** Exercise description **
Restate each record word for word, from the first to the last.
── Data extracts
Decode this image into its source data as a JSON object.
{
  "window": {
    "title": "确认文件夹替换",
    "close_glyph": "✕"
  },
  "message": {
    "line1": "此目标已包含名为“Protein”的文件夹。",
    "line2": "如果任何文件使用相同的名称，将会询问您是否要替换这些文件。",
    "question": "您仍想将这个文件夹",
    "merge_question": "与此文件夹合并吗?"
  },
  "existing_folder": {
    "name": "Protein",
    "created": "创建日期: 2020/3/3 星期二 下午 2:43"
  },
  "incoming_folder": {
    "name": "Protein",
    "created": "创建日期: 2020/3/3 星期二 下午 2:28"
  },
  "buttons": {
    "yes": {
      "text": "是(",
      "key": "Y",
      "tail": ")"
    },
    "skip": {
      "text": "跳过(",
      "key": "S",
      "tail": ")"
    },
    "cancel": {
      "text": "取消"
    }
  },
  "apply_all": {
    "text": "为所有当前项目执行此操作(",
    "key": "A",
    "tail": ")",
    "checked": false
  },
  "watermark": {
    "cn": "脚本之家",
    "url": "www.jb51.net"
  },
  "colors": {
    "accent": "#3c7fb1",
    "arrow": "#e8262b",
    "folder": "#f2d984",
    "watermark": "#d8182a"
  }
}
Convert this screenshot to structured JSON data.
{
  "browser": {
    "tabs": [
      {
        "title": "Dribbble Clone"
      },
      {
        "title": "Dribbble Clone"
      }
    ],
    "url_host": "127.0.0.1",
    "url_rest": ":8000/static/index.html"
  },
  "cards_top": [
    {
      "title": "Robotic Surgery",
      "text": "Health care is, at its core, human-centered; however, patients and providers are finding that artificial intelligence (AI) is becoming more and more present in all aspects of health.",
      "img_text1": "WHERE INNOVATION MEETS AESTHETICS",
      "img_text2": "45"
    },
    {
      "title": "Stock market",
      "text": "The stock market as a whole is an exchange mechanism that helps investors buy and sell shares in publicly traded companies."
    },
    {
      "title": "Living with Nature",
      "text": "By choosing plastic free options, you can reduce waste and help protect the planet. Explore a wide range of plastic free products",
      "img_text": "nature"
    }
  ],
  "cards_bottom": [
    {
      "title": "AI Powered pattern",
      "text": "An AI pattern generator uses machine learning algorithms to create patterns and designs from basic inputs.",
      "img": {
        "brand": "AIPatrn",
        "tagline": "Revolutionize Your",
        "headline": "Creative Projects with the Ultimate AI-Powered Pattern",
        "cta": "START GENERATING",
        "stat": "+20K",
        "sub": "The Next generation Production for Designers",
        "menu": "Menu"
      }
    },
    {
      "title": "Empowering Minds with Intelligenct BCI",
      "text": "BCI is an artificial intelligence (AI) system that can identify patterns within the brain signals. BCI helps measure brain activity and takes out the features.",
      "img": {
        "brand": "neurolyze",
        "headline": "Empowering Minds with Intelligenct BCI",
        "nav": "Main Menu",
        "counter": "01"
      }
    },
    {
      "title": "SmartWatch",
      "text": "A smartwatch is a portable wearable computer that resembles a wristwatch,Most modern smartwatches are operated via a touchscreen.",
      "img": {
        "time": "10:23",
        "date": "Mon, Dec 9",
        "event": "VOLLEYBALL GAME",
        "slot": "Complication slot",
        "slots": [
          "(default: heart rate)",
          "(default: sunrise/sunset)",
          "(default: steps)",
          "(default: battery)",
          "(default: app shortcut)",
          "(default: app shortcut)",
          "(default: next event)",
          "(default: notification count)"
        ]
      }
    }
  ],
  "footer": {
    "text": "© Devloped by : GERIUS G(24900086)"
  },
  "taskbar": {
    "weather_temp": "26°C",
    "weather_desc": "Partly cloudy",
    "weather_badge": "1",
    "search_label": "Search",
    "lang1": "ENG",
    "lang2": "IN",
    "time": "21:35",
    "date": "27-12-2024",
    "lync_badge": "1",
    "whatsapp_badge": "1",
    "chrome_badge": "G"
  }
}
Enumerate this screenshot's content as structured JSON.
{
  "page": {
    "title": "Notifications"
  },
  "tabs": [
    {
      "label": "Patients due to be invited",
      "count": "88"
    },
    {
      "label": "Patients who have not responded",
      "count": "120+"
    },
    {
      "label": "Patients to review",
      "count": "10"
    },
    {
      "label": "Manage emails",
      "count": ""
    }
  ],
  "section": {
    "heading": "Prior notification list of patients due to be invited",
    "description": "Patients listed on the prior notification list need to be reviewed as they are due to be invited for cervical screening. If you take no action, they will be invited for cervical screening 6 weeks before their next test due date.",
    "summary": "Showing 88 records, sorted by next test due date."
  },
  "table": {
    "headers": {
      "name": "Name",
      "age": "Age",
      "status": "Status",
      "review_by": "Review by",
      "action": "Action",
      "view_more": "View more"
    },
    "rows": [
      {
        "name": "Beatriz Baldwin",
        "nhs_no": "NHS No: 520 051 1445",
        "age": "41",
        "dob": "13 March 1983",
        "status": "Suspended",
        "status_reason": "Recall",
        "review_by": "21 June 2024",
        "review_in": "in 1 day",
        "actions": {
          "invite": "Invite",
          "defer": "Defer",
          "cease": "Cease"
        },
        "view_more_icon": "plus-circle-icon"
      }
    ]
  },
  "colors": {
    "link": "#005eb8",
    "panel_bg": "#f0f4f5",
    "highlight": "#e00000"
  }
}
────
** Solution to this task **
Decode this image into its source data as a JSON object.
{
  "window": {
    "title": "确认文件夹替换",
    "close_glyph": "✕"
  },
  "message": {
    "line1": "此目标已包含名为“Protein”的文件夹。",
    "line2": "如果任何文件使用相同的名称，将会询问您是否要替换这些文件。",
    "question": "您仍想将这个文件夹",
    "merge_question": "与此文件夹合并吗?"
  },
  "existing_folder": {
    "name": "Protein",
    "created": "创建日期: 2020/3/3 星期二 下午 2:43"
  },
  "incoming_folder": {
    "name": "Protein",
    "created": "创建日期: 2020/3/3 星期二 下午 2:28"
  },
  "buttons": {
    "yes": {
      "text": "是(",
      "key": "Y",
      "tail": ")"
    },
    "skip": {
      "text": "跳过(",
      "key": "S",
      "tail": ")"
    },
    "cancel": {
      "text": "取消"
    }
  },
  "apply_all": {
    "text": "为所有当前项目执行此操作(",
    "key": "A",
    "tail": ")",
    "checked": false
  },
  "watermark": {
    "cn": "脚本之家",
    "url": "www.jb51.net"
  },
  "colors": {
    "accent": "#3c7fb1",
    "arrow": "#e8262b",
    "folder": "#f2d984",
    "watermark": "#d8182a"
  }
}
Convert this screenshot to structured JSON data.
{
  "browser": {
    "tabs": [
      {
        "title": "Dribbble Clone"
      },
      {
        "title": "Dribbble Clone"
      }
    ],
    "url_host": "127.0.0.1",
    "url_rest": ":8000/static/index.html"
  },
  "cards_top": [
    {
      "title": "Robotic Surgery",
      "text": "Health care is, at its core, human-centered; however, patients and providers are finding that artificial intelligence (AI) is becoming more and more present in all aspects of health.",
      "img_text1": "WHERE INNOVATION MEETS AESTHETICS",
      "img_text2": "45"
    },
    {
      "title": "Stock market",
      "text": "The stock market as a whole is an exchange mechanism that helps investors buy and sell shares in publicly traded companies."
    },
    {
      "title": "Living with Nature",
      "text": "By choosing plastic free options, you can reduce waste and help protect the planet. Explore a wide range of plastic free products",
      "img_text": "nature"
    }
  ],
  "cards_bottom": [
    {
      "title": "AI Powered pattern",
      "text": "An AI pattern generator uses machine learning algorithms to create patterns and designs from basic inputs.",
      "img": {
        "brand": "AIPatrn",
        "tagline": "Revolutionize Your",
        "headline": "Creative Projects with the Ultimate AI-Powered Pattern",
        "cta": "START GENERATING",
        "stat": "+20K",
        "sub": "The Next generation Production for Designers",
        "menu": "Menu"
      }
    },
    {
      "title": "Empowering Minds with Intelligenct BCI",
      "text": "BCI is an artificial intelligence (AI) system that can identify patterns within the brain signals. BCI helps measure brain activity and takes out the features.",
      "img": {
        "brand": "neurolyze",
        "headline": "Empowering Minds with Intelligenct BCI",
        "nav": "Main Menu",
        "counter": "01"
      }
    },
    {
      "title": "SmartWatch",
      "text": "A smartwatch is a portable wearable computer that resembles a wristwatch,Most modern smartwatches are operated via a touchscreen.",
      "img": {
        "time": "10:23",
        "date": "Mon, Dec 9",
        "event": "VOLLEYBALL GAME",
        "slot": "Complication slot",
        "slots": [
          "(default: heart rate)",
          "(default: sunrise/sunset)",
          "(default: steps)",
          "(default: battery)",
          "(default: app shortcut)",
          "(default: app shortcut)",
          "(default: next event)",
          "(default: notification count)"
        ]
      }
    }
  ],
  "footer": {
    "text": "© Devloped by : GERIUS G(24900086)"
  },
  "taskbar": {
    "weather_temp": "26°C",
    "weather_desc": "Partly cloudy",
    "weather_badge": "1",
    "search_label": "Search",
    "lang1": "ENG",
    "lang2": "IN",
    "time": "21:35",
    "date": "27-12-2024",
    "lync_badge": "1",
    "whatsapp_badge": "1",
    "chrome_badge": "G"
  }
}
Enumerate this screenshot's content as structured JSON.
{
  "page": {
    "title": "Notifications"
  },
  "tabs": [
    {
      "label": "Patients due to be invited",
      "count": "88"
    },
    {
      "label": "Patients who have not responded",
      "count": "120+"
    },
    {
      "label": "Patients to review",
      "count": "10"
    },
    {
      "label": "Manage emails",
      "count": ""
    }
  ],
  "section": {
    "heading": "Prior notification list of patients due to be invited",
    "description": "Patients listed on the prior notification list need to be reviewed as they are due to be invited for cervical screening. If you take no action, they will be invited for cervical screening 6 weeks before their next test due date.",
    "summary": "Showing 88 records, sorted by next test due date."
  },
  "table": {
    "headers": {
      "name": "Name",
      "age": "Age",
      "status": "Status",
      "review_by": "Review by",
      "action": "Action",
      "view_more": "View more"
    },
    "rows": [
      {
        "name": "Beatriz Baldwin",
        "nhs_no": "NHS No: 520 051 1445",
        "age": "41",
        "dob": "13 March 1983",
        "status": "Suspended",
        "status_reason": "Recall",
        "review_by": "21 June 2024",
        "review_in": "in 1 day",
        "actions": {
          "invite": "Invite",
          "defer": "Defer",
          "cease": "Cease"
        },
        "view_more_icon": "plus-circle-icon"
      }
    ]
  },
  "colors": {
    "link": "#005eb8",
    "panel_bg": "#f0f4f5",
    "highlight": "#e00000"
  }
}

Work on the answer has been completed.